**WHAT YOU ARE ASKED TO DO**
Only the number is wanted: count the lines that contain "screenshot".

======== DATA PROVIDED

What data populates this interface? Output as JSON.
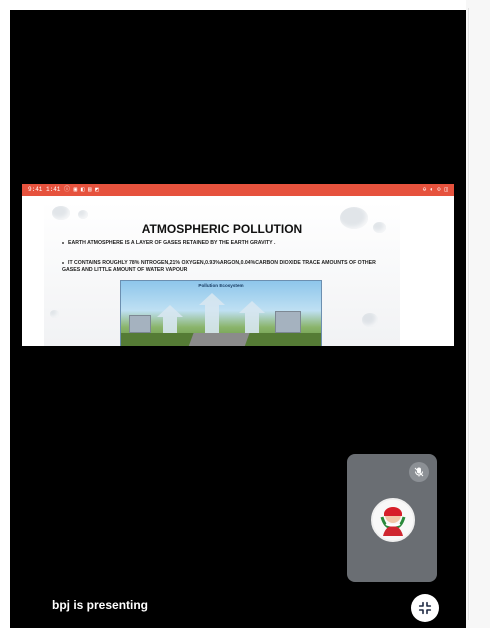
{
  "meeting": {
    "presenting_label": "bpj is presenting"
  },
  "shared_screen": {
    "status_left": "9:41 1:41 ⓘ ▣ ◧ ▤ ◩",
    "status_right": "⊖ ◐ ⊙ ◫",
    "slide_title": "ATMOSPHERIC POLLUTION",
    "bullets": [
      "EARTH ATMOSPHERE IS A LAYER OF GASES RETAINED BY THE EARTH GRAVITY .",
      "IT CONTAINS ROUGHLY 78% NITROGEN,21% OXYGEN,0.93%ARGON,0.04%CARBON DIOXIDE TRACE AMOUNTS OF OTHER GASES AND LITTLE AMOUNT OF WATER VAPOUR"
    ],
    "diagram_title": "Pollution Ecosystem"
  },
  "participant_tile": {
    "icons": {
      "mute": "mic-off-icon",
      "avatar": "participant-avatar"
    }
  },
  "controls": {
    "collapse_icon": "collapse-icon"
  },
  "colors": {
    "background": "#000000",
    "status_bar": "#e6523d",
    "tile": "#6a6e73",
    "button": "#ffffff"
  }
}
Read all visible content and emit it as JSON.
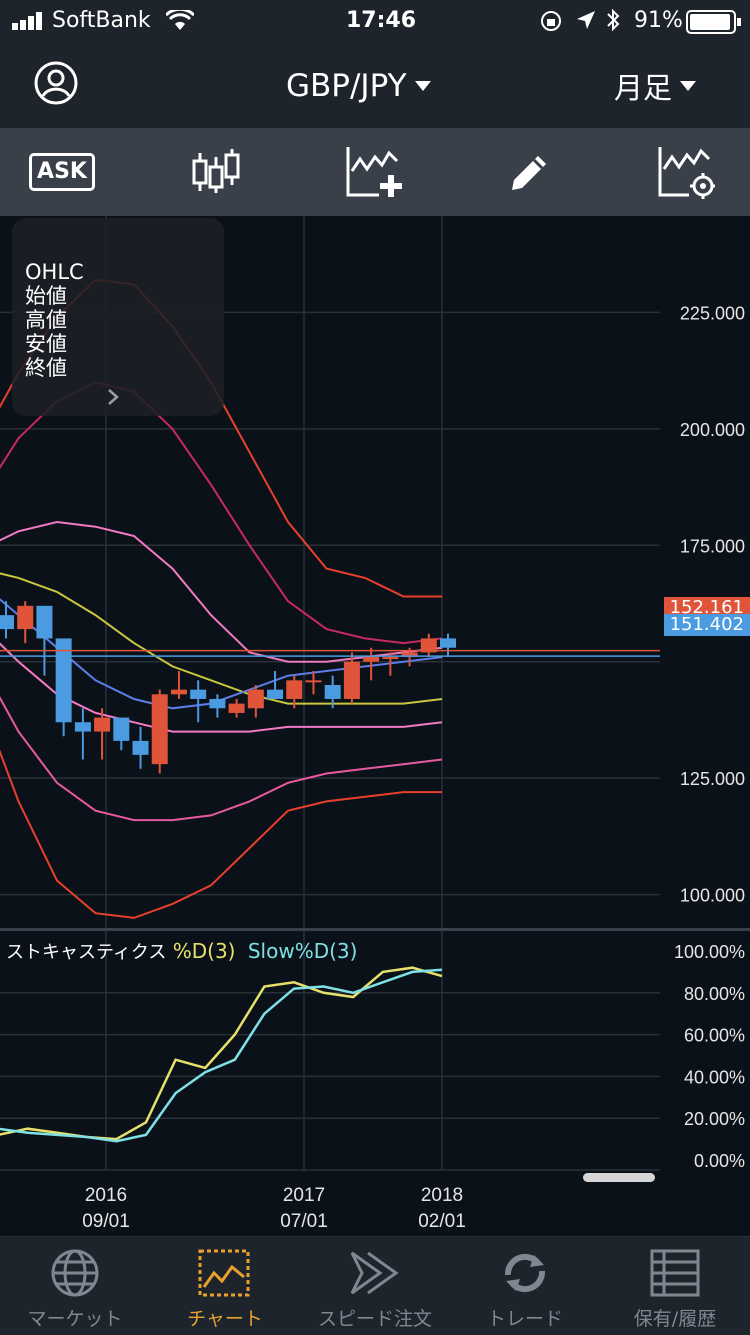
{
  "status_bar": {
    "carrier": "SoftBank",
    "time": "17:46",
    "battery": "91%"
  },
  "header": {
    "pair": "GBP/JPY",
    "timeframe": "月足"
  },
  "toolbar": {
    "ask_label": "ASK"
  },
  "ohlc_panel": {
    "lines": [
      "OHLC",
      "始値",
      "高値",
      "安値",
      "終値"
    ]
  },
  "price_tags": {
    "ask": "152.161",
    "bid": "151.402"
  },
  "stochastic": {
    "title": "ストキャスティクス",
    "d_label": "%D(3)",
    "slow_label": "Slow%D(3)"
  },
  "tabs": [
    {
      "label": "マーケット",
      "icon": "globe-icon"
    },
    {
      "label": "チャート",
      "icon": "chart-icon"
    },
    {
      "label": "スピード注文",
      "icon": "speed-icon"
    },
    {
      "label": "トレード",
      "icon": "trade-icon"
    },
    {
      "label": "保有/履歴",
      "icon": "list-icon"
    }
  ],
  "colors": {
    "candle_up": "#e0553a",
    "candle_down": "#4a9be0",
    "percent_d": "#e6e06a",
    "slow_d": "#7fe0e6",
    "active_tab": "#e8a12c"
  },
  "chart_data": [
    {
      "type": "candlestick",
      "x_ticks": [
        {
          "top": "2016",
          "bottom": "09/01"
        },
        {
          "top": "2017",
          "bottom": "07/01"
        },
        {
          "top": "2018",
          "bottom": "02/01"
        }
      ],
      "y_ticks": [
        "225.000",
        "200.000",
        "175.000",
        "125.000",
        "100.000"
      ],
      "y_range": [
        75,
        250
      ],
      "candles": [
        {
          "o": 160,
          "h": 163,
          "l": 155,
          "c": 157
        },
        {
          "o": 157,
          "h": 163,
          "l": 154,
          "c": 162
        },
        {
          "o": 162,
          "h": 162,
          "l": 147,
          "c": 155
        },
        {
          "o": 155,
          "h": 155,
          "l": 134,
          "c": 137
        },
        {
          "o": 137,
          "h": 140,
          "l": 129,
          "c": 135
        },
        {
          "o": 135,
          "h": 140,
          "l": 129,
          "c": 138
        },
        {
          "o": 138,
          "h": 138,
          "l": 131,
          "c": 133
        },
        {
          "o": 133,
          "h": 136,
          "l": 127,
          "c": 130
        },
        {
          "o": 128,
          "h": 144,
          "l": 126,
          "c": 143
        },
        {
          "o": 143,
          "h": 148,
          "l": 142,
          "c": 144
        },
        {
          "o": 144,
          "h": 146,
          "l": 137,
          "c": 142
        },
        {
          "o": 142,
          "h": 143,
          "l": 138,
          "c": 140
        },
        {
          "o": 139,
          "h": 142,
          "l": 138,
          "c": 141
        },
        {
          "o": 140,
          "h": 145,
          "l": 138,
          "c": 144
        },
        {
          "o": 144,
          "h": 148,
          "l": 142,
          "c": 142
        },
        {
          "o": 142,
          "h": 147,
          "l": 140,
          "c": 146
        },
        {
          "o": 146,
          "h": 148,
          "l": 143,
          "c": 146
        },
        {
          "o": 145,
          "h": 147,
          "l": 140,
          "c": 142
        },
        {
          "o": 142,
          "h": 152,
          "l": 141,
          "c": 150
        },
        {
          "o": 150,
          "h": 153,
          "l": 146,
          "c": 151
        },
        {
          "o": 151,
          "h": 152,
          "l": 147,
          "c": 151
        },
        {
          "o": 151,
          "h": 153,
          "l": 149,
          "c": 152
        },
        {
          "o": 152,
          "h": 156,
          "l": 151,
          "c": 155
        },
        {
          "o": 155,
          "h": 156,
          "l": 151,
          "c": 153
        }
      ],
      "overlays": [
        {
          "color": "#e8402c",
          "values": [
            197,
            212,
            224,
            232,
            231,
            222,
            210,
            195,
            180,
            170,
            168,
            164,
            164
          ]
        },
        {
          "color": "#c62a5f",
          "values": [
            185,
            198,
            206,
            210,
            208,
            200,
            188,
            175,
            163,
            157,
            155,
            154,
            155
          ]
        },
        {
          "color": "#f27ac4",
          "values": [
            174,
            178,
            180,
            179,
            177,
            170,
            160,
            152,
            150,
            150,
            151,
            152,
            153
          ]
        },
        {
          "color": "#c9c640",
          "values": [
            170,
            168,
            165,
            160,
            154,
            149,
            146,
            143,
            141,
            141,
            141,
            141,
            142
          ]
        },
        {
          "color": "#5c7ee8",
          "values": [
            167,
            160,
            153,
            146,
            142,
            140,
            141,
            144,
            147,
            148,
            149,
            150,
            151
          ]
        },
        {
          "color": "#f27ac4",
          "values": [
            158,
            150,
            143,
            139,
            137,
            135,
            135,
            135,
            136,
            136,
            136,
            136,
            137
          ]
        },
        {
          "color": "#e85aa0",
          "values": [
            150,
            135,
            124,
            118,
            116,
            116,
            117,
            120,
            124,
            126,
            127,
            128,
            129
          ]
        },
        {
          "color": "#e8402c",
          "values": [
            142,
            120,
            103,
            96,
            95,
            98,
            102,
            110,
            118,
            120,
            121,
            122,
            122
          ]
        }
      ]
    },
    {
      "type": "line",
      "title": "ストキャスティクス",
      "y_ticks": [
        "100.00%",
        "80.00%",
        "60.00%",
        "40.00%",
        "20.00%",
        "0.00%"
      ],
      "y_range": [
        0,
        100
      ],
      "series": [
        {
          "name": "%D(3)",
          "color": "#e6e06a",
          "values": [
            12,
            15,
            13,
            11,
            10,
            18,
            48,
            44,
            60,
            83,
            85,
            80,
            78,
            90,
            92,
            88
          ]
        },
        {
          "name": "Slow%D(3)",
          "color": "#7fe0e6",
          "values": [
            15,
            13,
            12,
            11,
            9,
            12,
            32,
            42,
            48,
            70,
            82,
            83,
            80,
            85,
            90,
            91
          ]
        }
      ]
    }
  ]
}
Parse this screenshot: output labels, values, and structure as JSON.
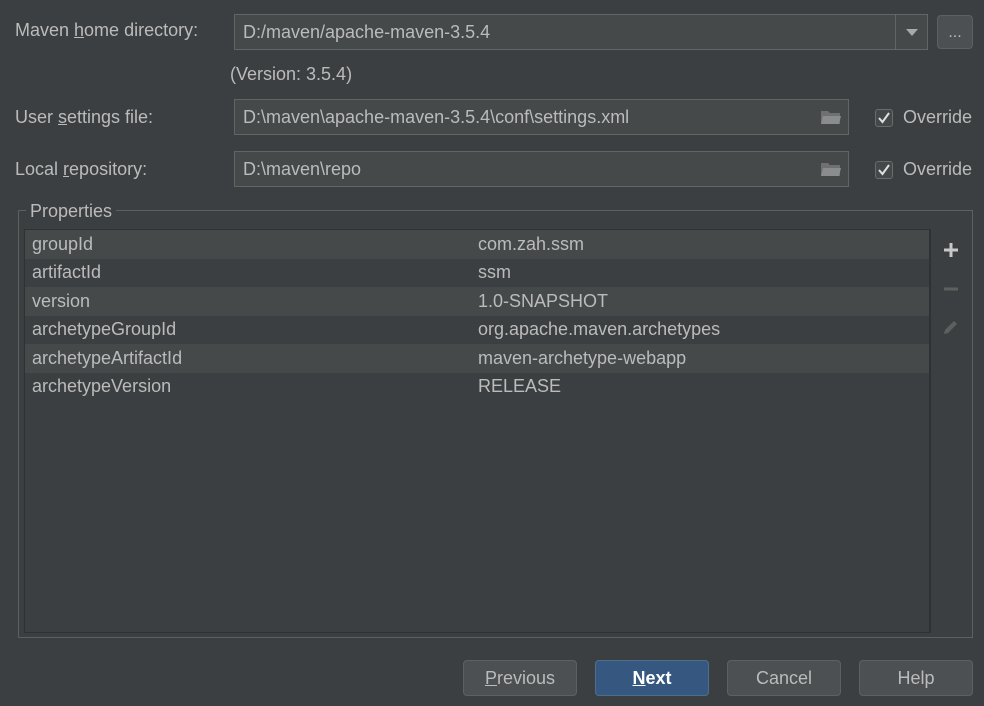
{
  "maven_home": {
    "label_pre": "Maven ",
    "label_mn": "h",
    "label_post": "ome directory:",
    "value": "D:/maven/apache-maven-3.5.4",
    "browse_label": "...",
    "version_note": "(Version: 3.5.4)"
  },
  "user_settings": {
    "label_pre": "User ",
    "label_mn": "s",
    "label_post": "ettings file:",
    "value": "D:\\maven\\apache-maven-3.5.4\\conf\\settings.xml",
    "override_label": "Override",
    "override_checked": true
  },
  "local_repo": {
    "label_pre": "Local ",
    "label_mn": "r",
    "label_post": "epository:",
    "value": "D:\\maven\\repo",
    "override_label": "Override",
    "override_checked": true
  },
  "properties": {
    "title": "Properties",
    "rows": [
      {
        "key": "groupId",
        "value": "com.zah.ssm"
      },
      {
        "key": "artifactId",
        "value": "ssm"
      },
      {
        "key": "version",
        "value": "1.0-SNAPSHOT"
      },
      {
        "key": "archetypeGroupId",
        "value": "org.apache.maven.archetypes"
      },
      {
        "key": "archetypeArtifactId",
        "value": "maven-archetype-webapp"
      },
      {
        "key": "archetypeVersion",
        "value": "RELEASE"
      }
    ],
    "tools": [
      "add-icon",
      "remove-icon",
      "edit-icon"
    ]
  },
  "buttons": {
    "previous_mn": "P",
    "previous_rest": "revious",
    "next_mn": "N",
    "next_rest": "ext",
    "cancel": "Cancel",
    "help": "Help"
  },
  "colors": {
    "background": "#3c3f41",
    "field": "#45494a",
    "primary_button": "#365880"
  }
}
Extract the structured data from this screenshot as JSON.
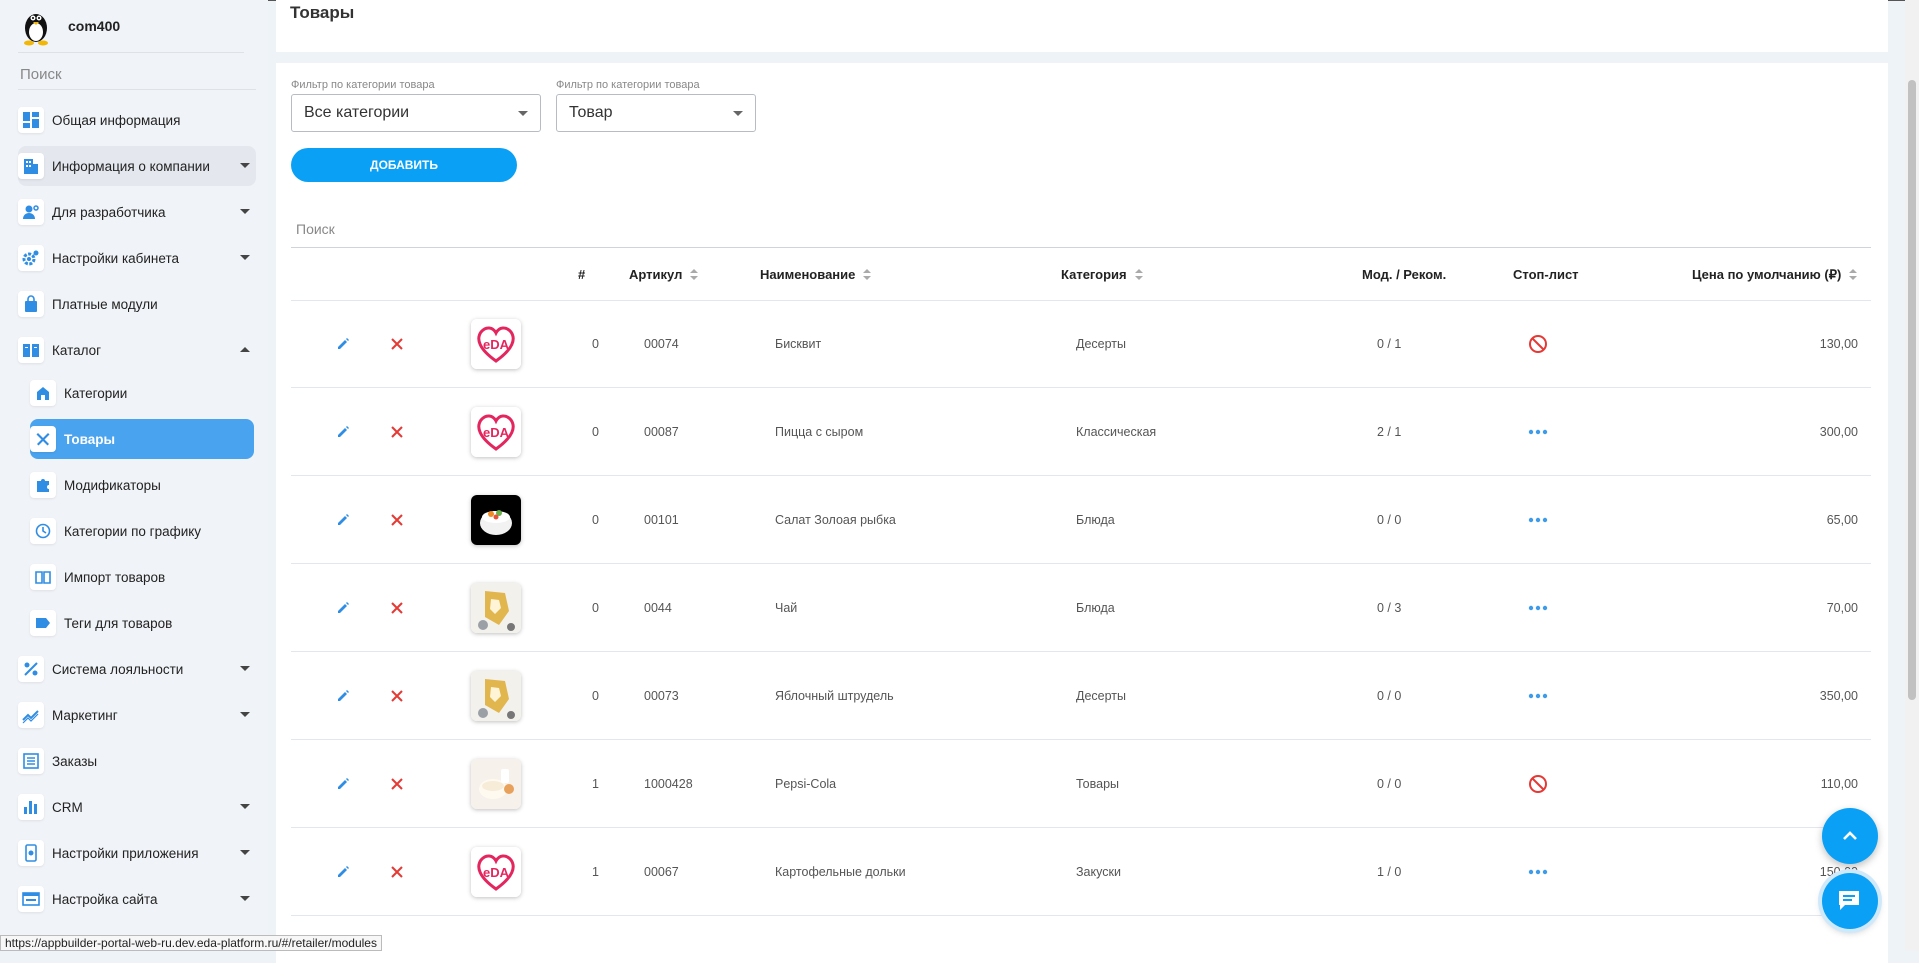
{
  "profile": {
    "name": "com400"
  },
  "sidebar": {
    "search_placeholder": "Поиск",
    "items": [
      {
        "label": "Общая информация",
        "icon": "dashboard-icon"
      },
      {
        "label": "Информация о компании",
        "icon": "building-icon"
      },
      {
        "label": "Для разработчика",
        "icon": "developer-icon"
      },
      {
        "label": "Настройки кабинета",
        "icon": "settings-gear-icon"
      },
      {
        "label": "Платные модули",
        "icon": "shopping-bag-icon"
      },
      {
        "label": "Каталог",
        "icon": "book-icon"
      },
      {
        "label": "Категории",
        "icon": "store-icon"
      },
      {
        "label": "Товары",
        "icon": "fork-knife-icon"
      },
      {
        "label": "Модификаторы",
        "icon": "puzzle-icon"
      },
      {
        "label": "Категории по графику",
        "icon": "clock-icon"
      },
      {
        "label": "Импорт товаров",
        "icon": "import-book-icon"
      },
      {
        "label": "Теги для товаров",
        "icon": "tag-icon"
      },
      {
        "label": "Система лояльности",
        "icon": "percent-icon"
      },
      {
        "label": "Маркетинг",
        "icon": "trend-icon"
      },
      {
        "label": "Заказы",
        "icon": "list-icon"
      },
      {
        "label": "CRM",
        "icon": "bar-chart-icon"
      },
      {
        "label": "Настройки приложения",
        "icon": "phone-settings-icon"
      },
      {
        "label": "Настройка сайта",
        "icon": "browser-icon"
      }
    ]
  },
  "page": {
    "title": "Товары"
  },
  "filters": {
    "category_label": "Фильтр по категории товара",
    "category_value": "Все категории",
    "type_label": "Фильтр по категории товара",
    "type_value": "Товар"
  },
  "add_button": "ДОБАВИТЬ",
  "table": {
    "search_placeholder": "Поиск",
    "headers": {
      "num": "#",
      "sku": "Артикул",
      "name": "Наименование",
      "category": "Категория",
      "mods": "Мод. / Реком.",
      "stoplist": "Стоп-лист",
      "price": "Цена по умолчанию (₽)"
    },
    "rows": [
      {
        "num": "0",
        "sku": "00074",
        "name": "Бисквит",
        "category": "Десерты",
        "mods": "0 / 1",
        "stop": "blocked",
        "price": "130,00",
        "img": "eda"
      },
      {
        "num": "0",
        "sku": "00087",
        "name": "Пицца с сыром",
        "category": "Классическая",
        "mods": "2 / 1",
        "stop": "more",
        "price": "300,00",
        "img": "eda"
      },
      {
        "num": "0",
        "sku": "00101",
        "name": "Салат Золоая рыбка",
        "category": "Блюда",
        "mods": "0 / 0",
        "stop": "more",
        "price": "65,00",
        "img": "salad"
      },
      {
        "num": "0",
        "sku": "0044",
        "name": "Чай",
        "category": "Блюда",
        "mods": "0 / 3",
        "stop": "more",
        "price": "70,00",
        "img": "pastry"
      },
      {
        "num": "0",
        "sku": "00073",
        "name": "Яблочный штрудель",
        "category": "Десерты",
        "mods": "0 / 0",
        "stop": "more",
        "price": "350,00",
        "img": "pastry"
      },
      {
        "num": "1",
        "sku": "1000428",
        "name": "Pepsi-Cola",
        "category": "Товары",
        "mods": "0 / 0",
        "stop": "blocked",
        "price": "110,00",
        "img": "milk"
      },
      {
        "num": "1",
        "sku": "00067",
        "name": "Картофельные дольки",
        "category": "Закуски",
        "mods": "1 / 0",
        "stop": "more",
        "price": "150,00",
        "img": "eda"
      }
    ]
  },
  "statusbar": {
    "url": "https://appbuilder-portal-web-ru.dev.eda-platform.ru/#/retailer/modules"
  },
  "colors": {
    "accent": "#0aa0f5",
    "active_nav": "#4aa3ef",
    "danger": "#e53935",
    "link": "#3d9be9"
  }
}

================

**REPLY TO THE EXERCISE**
2